PROVIDED MATERIAL:
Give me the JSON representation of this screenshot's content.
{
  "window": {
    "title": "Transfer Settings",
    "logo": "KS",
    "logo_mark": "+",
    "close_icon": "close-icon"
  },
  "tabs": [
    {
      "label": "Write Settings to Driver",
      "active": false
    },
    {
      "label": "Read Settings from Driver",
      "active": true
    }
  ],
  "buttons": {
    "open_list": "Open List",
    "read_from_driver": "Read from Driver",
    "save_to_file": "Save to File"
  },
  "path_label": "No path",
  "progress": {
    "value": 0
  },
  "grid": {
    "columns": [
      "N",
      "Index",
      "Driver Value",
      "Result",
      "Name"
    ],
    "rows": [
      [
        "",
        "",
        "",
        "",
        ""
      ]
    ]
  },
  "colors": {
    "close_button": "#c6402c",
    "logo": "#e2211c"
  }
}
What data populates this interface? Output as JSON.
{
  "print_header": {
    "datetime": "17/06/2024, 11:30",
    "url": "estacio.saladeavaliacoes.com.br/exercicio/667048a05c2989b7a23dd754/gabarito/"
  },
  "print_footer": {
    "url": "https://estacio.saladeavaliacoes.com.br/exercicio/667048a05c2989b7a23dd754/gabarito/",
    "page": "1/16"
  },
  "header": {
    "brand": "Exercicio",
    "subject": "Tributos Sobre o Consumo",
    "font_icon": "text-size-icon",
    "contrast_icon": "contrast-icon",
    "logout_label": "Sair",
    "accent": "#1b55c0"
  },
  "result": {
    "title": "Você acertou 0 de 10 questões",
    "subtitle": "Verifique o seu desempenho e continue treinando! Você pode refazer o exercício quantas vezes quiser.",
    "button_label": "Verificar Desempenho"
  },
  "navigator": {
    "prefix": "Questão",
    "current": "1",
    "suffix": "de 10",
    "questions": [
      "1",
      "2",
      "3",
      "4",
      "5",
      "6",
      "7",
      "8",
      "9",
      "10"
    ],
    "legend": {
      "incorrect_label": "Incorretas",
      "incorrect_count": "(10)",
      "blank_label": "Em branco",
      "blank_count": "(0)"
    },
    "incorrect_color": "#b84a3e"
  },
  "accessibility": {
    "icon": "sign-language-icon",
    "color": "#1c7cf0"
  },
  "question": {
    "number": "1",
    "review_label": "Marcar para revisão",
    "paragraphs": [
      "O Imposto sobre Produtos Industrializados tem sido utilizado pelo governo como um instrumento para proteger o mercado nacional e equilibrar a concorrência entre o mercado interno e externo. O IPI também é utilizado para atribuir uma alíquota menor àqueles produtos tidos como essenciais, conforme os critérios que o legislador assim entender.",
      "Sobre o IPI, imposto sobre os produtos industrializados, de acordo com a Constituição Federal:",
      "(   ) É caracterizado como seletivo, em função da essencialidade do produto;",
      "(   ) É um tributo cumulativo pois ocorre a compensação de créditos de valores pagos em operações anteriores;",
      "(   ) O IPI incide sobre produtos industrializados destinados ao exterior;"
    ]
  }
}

WHAT TO DO: In the entries above, identify every line with the string "como".

RESPONSE TO THE TASK:
      "O Imposto sobre Produtos Industrializados tem sido utilizado pelo governo como um instrumento para proteger o mercado nacional e equilibrar a concorrência entre o mercado interno e externo. O IPI também é utilizado para atribuir uma alíquota menor àqueles produtos tidos como essenciais, conforme os critérios que o legislador assim entender.",
      "(   ) É caracterizado como seletivo, em função da essencialidade do produto;",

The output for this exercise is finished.